> _Task brief_:
Return the lines below exactly, starting with the line that contains "Give me the" and stopping after the last line.

Stored data

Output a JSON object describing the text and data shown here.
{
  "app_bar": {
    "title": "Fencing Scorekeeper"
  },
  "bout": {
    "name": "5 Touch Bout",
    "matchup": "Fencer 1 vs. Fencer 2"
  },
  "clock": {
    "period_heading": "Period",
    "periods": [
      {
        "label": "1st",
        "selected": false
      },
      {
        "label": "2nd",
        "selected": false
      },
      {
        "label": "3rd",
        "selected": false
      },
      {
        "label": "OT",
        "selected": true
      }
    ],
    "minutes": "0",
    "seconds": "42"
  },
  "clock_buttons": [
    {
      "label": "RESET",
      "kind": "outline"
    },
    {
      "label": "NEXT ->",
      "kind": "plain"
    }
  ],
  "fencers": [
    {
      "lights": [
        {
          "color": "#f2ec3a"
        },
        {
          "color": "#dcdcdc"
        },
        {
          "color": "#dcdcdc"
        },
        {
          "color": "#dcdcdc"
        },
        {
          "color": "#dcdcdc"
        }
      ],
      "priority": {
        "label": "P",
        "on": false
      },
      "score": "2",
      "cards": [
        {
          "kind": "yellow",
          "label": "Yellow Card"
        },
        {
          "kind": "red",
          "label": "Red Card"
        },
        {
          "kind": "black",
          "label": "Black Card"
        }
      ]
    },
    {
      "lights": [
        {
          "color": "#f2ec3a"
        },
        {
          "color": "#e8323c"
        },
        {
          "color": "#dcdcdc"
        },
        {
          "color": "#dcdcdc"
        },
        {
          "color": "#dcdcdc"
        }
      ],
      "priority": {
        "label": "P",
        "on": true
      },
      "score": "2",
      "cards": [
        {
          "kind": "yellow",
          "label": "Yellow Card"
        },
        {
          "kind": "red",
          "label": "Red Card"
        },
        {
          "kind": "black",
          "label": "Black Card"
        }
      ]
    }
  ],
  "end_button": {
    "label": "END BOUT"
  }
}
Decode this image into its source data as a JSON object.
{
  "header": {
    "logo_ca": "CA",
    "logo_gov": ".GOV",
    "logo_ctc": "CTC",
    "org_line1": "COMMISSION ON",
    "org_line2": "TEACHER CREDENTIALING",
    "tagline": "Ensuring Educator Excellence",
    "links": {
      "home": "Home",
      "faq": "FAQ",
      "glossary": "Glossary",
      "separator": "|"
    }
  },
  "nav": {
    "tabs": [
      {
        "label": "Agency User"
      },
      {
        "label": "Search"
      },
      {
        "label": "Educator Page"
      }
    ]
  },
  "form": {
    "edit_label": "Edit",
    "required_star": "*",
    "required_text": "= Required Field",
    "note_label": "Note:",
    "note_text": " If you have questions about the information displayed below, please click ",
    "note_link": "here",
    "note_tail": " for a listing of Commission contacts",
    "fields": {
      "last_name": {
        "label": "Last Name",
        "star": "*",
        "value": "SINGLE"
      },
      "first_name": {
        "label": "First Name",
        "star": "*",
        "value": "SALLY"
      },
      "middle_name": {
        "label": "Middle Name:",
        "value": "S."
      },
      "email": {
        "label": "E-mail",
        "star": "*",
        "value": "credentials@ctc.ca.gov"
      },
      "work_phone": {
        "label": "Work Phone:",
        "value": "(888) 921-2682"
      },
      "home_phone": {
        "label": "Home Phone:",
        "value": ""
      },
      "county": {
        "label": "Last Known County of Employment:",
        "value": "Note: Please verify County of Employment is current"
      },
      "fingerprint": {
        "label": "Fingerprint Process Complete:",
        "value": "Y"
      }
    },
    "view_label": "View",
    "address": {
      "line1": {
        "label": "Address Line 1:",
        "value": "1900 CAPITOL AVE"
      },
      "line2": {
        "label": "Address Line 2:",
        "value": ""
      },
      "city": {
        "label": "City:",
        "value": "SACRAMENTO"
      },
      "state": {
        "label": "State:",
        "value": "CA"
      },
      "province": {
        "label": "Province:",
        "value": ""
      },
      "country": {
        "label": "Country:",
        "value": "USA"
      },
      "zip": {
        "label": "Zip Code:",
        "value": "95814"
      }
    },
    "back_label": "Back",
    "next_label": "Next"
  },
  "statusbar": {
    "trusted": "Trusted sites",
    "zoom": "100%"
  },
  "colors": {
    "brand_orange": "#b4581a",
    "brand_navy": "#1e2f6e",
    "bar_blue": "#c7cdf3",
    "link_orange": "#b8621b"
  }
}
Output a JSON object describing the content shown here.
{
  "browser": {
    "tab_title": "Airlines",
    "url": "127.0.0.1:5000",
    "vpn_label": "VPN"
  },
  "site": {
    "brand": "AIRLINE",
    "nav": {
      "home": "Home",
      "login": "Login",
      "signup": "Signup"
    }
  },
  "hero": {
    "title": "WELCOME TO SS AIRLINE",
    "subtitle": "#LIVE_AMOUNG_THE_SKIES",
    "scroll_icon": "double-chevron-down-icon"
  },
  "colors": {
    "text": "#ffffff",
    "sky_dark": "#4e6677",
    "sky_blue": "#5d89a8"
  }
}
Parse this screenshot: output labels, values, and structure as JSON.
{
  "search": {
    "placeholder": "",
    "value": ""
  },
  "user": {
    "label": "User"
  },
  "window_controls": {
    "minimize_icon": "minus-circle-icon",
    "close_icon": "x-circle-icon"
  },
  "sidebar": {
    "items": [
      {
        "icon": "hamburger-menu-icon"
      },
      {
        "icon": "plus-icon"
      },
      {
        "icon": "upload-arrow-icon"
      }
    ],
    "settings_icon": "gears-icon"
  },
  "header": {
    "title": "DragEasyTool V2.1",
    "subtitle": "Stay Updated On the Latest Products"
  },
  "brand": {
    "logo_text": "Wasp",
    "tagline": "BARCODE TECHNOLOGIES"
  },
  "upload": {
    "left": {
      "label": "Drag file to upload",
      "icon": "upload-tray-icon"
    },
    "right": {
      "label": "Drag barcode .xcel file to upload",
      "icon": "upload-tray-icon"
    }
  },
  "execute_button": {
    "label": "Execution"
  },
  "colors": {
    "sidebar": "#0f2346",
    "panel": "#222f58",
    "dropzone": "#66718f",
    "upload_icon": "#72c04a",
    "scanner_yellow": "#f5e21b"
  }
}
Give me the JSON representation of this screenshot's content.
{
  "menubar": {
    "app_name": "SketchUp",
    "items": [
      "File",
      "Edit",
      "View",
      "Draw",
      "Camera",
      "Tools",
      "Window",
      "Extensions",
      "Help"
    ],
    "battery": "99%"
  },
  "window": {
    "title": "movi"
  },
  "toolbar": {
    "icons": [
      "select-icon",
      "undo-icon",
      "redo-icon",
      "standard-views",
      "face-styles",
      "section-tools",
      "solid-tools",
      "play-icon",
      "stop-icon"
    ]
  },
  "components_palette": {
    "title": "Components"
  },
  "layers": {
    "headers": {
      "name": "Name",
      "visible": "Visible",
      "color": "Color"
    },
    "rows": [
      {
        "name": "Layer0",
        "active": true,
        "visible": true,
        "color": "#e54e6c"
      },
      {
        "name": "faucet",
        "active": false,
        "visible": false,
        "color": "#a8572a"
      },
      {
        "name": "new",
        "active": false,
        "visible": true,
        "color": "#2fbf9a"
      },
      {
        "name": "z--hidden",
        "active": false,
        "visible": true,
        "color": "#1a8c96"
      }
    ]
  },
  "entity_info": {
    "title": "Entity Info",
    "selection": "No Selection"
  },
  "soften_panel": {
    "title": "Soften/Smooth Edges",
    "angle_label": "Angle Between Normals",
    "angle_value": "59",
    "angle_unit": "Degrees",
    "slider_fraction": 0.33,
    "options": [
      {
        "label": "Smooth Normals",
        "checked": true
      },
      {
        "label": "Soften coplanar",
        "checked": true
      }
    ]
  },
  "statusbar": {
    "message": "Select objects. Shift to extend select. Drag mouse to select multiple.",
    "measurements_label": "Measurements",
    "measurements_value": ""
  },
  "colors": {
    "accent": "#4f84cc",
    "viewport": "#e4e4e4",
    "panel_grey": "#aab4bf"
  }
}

> _Finished answer_:
Give me the JSON representation of this screenshot's content.
{
  "menubar": {
    "app_name": "SketchUp",
    "items": [
      "File",
      "Edit",
      "View",
      "Draw",
      "Camera",
      "Tools",
      "Window",
      "Extensions",
      "Help"
    ],
    "battery": "99%"
  },
  "window": {
    "title": "movi"
  },
  "toolbar": {
    "icons": [
      "select-icon",
      "undo-icon",
      "redo-icon",
      "standard-views",
      "face-styles",
      "section-tools",
      "solid-tools",
      "play-icon",
      "stop-icon"
    ]
  },
  "components_palette": {
    "title": "Components"
  },
  "layers": {
    "headers": {
      "name": "Name",
      "visible": "Visible",
      "color": "Color"
    },
    "rows": [
      {
        "name": "Layer0",
        "active": true,
        "visible": true,
        "color": "#e54e6c"
      },
      {
        "name": "faucet",
        "active": false,
        "visible": false,
        "color": "#a8572a"
      },
      {
        "name": "new",
        "active": false,
        "visible": true,
        "color": "#2fbf9a"
      },
      {
        "name": "z--hidden",
        "active": false,
        "visible": true,
        "color": "#1a8c96"
      }
    ]
  },
  "entity_info": {
    "title": "Entity Info",
    "selection": "No Selection"
  },
  "soften_panel": {
    "title": "Soften/Smooth Edges",
    "angle_label": "Angle Between Normals",
    "angle_value": "59",
    "angle_unit": "Degrees",
    "slider_fraction": 0.33,
    "options": [
      {
        "label": "Smooth Normals",
        "checked": true
      },
      {
        "label": "Soften coplanar",
        "checked": true
      }
    ]
  },
  "statusbar": {
    "message": "Select objects. Shift to extend select. Drag mouse to select multiple.",
    "measurements_label": "Measurements",
    "measurements_value": ""
  },
  "colors": {
    "accent": "#4f84cc",
    "viewport": "#e4e4e4",
    "panel_grey": "#aab4bf"
  }
}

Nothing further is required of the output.